[Stored dataset items]

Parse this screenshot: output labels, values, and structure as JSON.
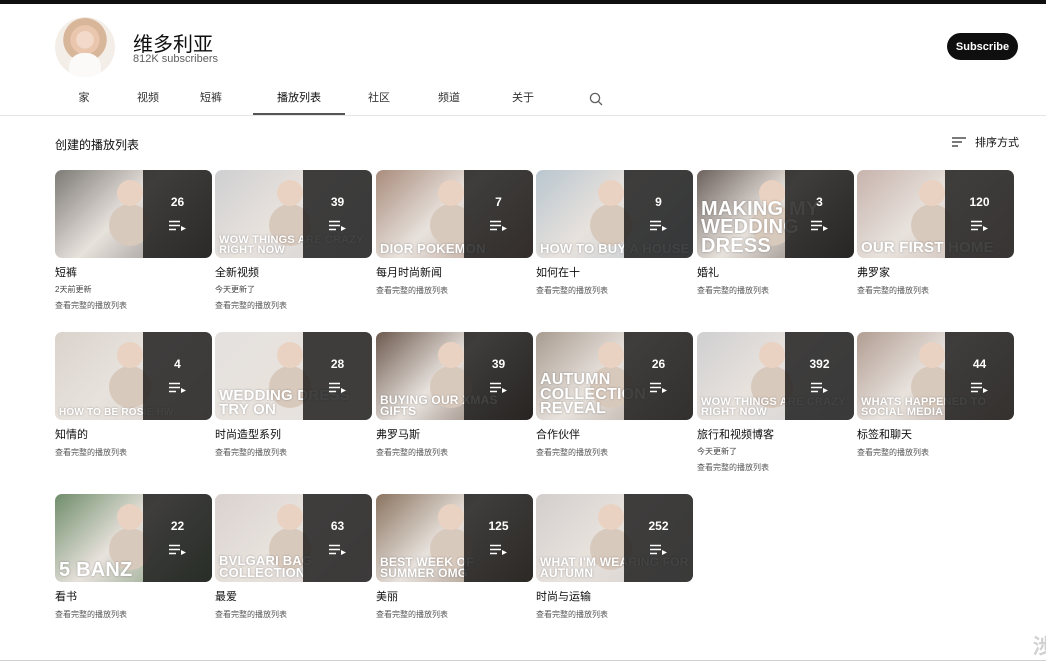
{
  "channel": {
    "name": "维多利亚",
    "subscribers": "812K subscribers",
    "subscribe_label": "Subscribe"
  },
  "tabs": [
    {
      "label": "家"
    },
    {
      "label": "视频"
    },
    {
      "label": "短裤"
    },
    {
      "label": "播放列表",
      "active": true
    },
    {
      "label": "社区"
    },
    {
      "label": "频道"
    },
    {
      "label": "关于"
    }
  ],
  "section": {
    "title": "创建的播放列表",
    "sort_label": "排序方式"
  },
  "playlist_link_label": "查看完整的播放列表",
  "playlists": [
    {
      "title": "短裤",
      "count": "26",
      "updated": "2天前更新",
      "thumb_text": "",
      "bg": "#7d7a76"
    },
    {
      "title": "全新视频",
      "count": "39",
      "updated": "今天更新了",
      "thumb_text": "WOW THINGS ARE CRAZY RIGHT NOW",
      "bg": "#cfcfd1"
    },
    {
      "title": "每月时尚新闻",
      "count": "7",
      "updated": "",
      "thumb_text": "DIOR POKEMON",
      "bg": "#a98c7c"
    },
    {
      "title": "如何在十",
      "count": "9",
      "updated": "",
      "thumb_text": "HOW TO BUY A HOUSE",
      "bg": "#b9c6cf"
    },
    {
      "title": "婚礼",
      "count": "3",
      "updated": "",
      "thumb_text": "MAKING MY WEDDING DRESS",
      "bg": "#6d625d"
    },
    {
      "title": "弗罗家",
      "count": "120",
      "updated": "",
      "thumb_text": "OUR FIRST HOME",
      "bg": "#c7b3ac"
    },
    {
      "title": "知情的",
      "count": "4",
      "updated": "",
      "thumb_text": "HOW TO BE ROSIE HW",
      "bg": "#dad3cc"
    },
    {
      "title": "时尚造型系列",
      "count": "28",
      "updated": "",
      "thumb_text": "WEDDING DRESS TRY ON",
      "bg": "#e4e1de"
    },
    {
      "title": "弗罗马斯",
      "count": "39",
      "updated": "",
      "thumb_text": "BUYING OUR XMAS GIFTS",
      "bg": "#6d5a4f"
    },
    {
      "title": "合作伙伴",
      "count": "26",
      "updated": "",
      "thumb_text": "AUTUMN COLLECTION REVEAL",
      "bg": "#a89c90"
    },
    {
      "title": "旅行和视频博客",
      "count": "392",
      "updated": "今天更新了",
      "thumb_text": "WOW THINGS ARE CRAZY RIGHT NOW",
      "bg": "#cfcfd1"
    },
    {
      "title": "标签和聊天",
      "count": "44",
      "updated": "",
      "thumb_text": "WHATS HAPPENED TO SOCIAL MEDIA",
      "bg": "#b19d92"
    },
    {
      "title": "看书",
      "count": "22",
      "updated": "",
      "thumb_text": "5 BANZ",
      "bg": "#6f8d6a"
    },
    {
      "title": "最爱",
      "count": "63",
      "updated": "",
      "thumb_text": "BVLGARI BAG COLLECTION",
      "bg": "#d9d2cf"
    },
    {
      "title": "美丽",
      "count": "125",
      "updated": "",
      "thumb_text": "BEST WEEK OF SUMMER OMG",
      "bg": "#8a7460"
    },
    {
      "title": "时尚与运输",
      "count": "252",
      "updated": "",
      "thumb_text": "WHAT I'M WEARING FOR AUTUMN",
      "bg": "#d2cecc"
    }
  ]
}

§ Short exercise:
Copy every line in the entries above that has the string "WEDDING" in it.

§ Answer to the exercise:
      "thumb_text": "MAKING MY WEDDING DRESS",
      "thumb_text": "WEDDING DRESS TRY ON",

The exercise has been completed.